*** DATA TO USE
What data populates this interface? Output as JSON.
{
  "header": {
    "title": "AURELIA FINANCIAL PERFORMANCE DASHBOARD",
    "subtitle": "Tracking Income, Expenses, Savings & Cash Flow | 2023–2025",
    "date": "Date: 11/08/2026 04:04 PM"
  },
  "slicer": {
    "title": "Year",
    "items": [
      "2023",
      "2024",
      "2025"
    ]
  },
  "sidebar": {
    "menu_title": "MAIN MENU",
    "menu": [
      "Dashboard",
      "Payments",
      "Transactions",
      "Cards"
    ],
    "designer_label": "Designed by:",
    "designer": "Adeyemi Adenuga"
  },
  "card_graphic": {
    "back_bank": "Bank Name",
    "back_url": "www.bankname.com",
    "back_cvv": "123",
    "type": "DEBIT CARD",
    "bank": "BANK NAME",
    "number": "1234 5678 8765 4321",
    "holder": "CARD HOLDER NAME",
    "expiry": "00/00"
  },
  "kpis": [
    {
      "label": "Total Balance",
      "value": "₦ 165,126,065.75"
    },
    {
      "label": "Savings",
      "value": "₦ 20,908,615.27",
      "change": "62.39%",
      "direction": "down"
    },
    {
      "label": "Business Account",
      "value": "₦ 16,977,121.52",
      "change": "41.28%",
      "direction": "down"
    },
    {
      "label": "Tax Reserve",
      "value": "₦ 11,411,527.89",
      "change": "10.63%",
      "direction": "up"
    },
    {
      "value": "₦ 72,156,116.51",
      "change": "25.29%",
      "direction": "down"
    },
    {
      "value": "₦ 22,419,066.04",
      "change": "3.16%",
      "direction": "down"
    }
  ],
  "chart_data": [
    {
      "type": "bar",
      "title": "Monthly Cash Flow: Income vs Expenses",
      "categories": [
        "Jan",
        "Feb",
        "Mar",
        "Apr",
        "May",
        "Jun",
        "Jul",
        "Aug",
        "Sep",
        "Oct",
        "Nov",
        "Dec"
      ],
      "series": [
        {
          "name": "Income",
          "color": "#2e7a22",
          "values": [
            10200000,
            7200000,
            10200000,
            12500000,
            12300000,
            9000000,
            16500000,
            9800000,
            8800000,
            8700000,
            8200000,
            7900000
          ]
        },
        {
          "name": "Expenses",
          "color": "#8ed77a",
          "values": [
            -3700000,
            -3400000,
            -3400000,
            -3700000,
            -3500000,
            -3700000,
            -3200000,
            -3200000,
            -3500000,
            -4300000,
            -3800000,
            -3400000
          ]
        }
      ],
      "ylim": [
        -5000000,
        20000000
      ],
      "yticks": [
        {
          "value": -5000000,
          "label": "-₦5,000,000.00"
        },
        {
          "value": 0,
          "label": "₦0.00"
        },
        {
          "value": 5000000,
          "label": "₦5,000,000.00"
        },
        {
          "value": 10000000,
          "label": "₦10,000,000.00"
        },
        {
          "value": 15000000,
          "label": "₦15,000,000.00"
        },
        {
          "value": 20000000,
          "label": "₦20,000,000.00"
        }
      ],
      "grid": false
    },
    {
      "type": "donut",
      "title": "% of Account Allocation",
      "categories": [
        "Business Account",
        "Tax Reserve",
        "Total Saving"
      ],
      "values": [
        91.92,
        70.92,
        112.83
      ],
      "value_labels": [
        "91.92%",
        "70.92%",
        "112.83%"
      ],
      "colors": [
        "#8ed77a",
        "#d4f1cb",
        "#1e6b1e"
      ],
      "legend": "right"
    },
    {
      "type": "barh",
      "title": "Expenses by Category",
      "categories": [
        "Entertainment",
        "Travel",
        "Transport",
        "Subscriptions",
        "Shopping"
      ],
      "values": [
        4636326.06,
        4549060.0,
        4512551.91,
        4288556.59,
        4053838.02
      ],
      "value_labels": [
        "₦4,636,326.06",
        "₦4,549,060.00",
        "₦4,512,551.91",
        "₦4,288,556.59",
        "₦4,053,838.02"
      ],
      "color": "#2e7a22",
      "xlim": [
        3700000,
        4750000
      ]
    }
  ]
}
******
● **WHAT THIS TASK INVOLVES**
Each record above must be given again exactly.

● **OUTPUT**
What data populates this interface? Output as JSON.
{
  "header": {
    "title": "AURELIA FINANCIAL PERFORMANCE DASHBOARD",
    "subtitle": "Tracking Income, Expenses, Savings & Cash Flow | 2023–2025",
    "date": "Date: 11/08/2026 04:04 PM"
  },
  "slicer": {
    "title": "Year",
    "items": [
      "2023",
      "2024",
      "2025"
    ]
  },
  "sidebar": {
    "menu_title": "MAIN MENU",
    "menu": [
      "Dashboard",
      "Payments",
      "Transactions",
      "Cards"
    ],
    "designer_label": "Designed by:",
    "designer": "Adeyemi Adenuga"
  },
  "card_graphic": {
    "back_bank": "Bank Name",
    "back_url": "www.bankname.com",
    "back_cvv": "123",
    "type": "DEBIT CARD",
    "bank": "BANK NAME",
    "number": "1234 5678 8765 4321",
    "holder": "CARD HOLDER NAME",
    "expiry": "00/00"
  },
  "kpis": [
    {
      "label": "Total Balance",
      "value": "₦ 165,126,065.75"
    },
    {
      "label": "Savings",
      "value": "₦ 20,908,615.27",
      "change": "62.39%",
      "direction": "down"
    },
    {
      "label": "Business Account",
      "value": "₦ 16,977,121.52",
      "change": "41.28%",
      "direction": "down"
    },
    {
      "label": "Tax Reserve",
      "value": "₦ 11,411,527.89",
      "change": "10.63%",
      "direction": "up"
    },
    {
      "value": "₦ 72,156,116.51",
      "change": "25.29%",
      "direction": "down"
    },
    {
      "value": "₦ 22,419,066.04",
      "change": "3.16%",
      "direction": "down"
    }
  ],
  "chart_data": [
    {
      "type": "bar",
      "title": "Monthly Cash Flow: Income vs Expenses",
      "categories": [
        "Jan",
        "Feb",
        "Mar",
        "Apr",
        "May",
        "Jun",
        "Jul",
        "Aug",
        "Sep",
        "Oct",
        "Nov",
        "Dec"
      ],
      "series": [
        {
          "name": "Income",
          "color": "#2e7a22",
          "values": [
            10200000,
            7200000,
            10200000,
            12500000,
            12300000,
            9000000,
            16500000,
            9800000,
            8800000,
            8700000,
            8200000,
            7900000
          ]
        },
        {
          "name": "Expenses",
          "color": "#8ed77a",
          "values": [
            -3700000,
            -3400000,
            -3400000,
            -3700000,
            -3500000,
            -3700000,
            -3200000,
            -3200000,
            -3500000,
            -4300000,
            -3800000,
            -3400000
          ]
        }
      ],
      "ylim": [
        -5000000,
        20000000
      ],
      "yticks": [
        {
          "value": -5000000,
          "label": "-₦5,000,000.00"
        },
        {
          "value": 0,
          "label": "₦0.00"
        },
        {
          "value": 5000000,
          "label": "₦5,000,000.00"
        },
        {
          "value": 10000000,
          "label": "₦10,000,000.00"
        },
        {
          "value": 15000000,
          "label": "₦15,000,000.00"
        },
        {
          "value": 20000000,
          "label": "₦20,000,000.00"
        }
      ],
      "grid": false
    },
    {
      "type": "donut",
      "title": "% of Account Allocation",
      "categories": [
        "Business Account",
        "Tax Reserve",
        "Total Saving"
      ],
      "values": [
        91.92,
        70.92,
        112.83
      ],
      "value_labels": [
        "91.92%",
        "70.92%",
        "112.83%"
      ],
      "colors": [
        "#8ed77a",
        "#d4f1cb",
        "#1e6b1e"
      ],
      "legend": "right"
    },
    {
      "type": "barh",
      "title": "Expenses by Category",
      "categories": [
        "Entertainment",
        "Travel",
        "Transport",
        "Subscriptions",
        "Shopping"
      ],
      "values": [
        4636326.06,
        4549060.0,
        4512551.91,
        4288556.59,
        4053838.02
      ],
      "value_labels": [
        "₦4,636,326.06",
        "₦4,549,060.00",
        "₦4,512,551.91",
        "₦4,288,556.59",
        "₦4,053,838.02"
      ],
      "color": "#2e7a22",
      "xlim": [
        3700000,
        4750000
      ]
    }
  ]
}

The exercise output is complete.